■ WORK TO BE COMPLETED:
Among the entries below, count the lines that contain the word "title". Respond with the count only.

■ DATA FOR THIS EXERCISE:
((

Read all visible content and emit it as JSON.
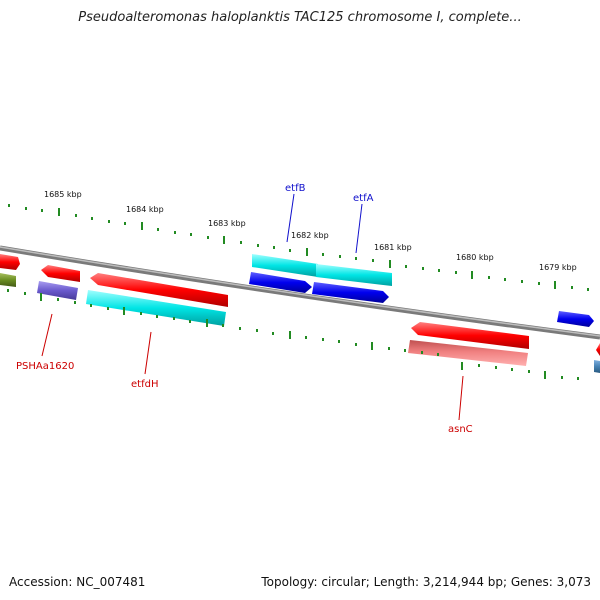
{
  "title": "Pseudoalteromonas haloplanktis TAC125 chromosome I, complete...",
  "footer": {
    "accession": "Accession: NC_007481",
    "summary": "Topology: circular; Length: 3,214,944 bp; Genes: 3,073"
  },
  "kbp_labels": [
    "1685 kbp",
    "1684 kbp",
    "1683 kbp",
    "1682 kbp",
    "1681 kbp",
    "1680 kbp",
    "1679 kbp"
  ],
  "gene_labels": {
    "etfB": "etfB",
    "etfA": "etfA",
    "PSHAa1620": "PSHAa1620",
    "etfdH": "etfdH",
    "asnC": "asnC"
  },
  "colors": {
    "red": "#ff0000",
    "cyan": "#00e5e5",
    "blue": "#0000ee",
    "purple": "#6a5acd",
    "olive": "#6b8e23",
    "pink": "#f08080",
    "steel": "#4682b4",
    "tick_green": "#228b22",
    "label_blue": "#1010cc",
    "label_red": "#cc0000"
  }
}
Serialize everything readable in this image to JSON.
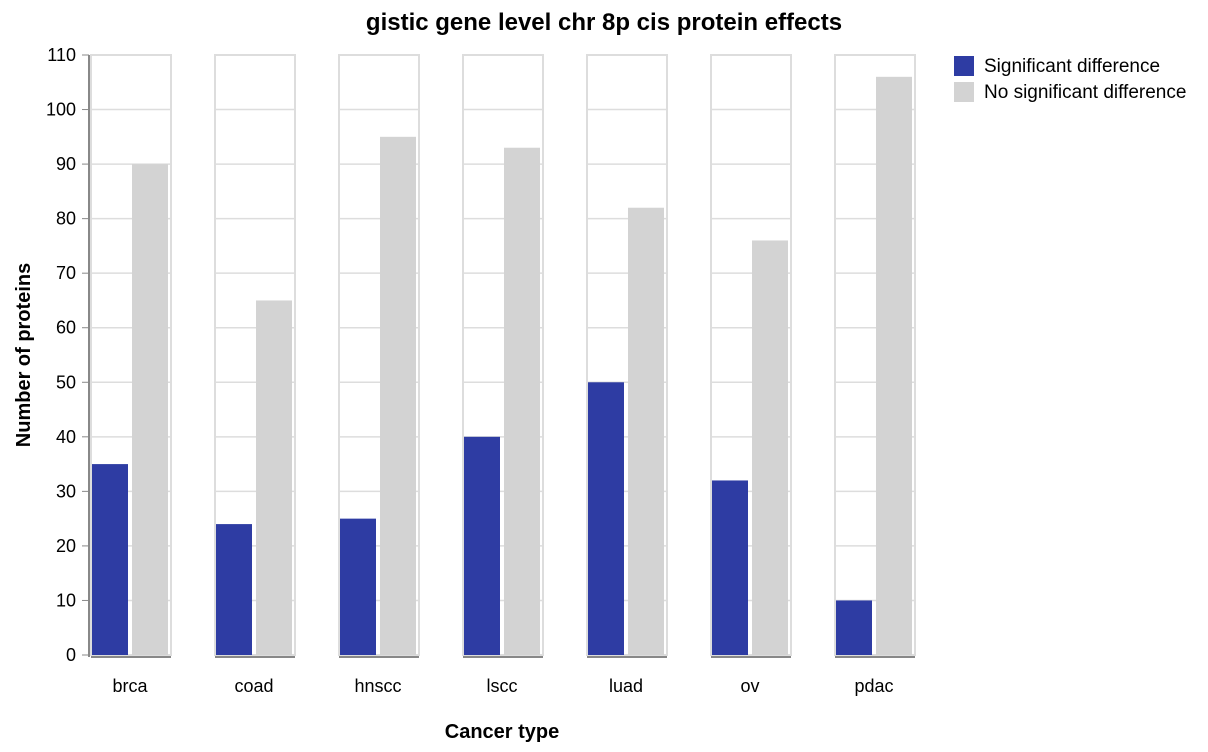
{
  "chart_data": {
    "type": "bar",
    "title": "gistic gene level chr 8p cis protein effects",
    "xlabel": "Cancer type",
    "ylabel": "Number of proteins",
    "categories": [
      "brca",
      "coad",
      "hnscc",
      "lscc",
      "luad",
      "ov",
      "pdac"
    ],
    "series": [
      {
        "name": "Significant difference",
        "color": "#2e3ca3",
        "values": [
          35,
          24,
          25,
          40,
          50,
          32,
          10
        ]
      },
      {
        "name": "No significant difference",
        "color": "#d3d3d3",
        "values": [
          90,
          65,
          95,
          93,
          82,
          76,
          106
        ]
      }
    ],
    "ylim": [
      0,
      110
    ],
    "yticks": [
      0,
      10,
      20,
      30,
      40,
      50,
      60,
      70,
      80,
      90,
      100,
      110
    ],
    "grid": true,
    "legend_position": "top-right"
  }
}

))

■ RESULT BELOW:
2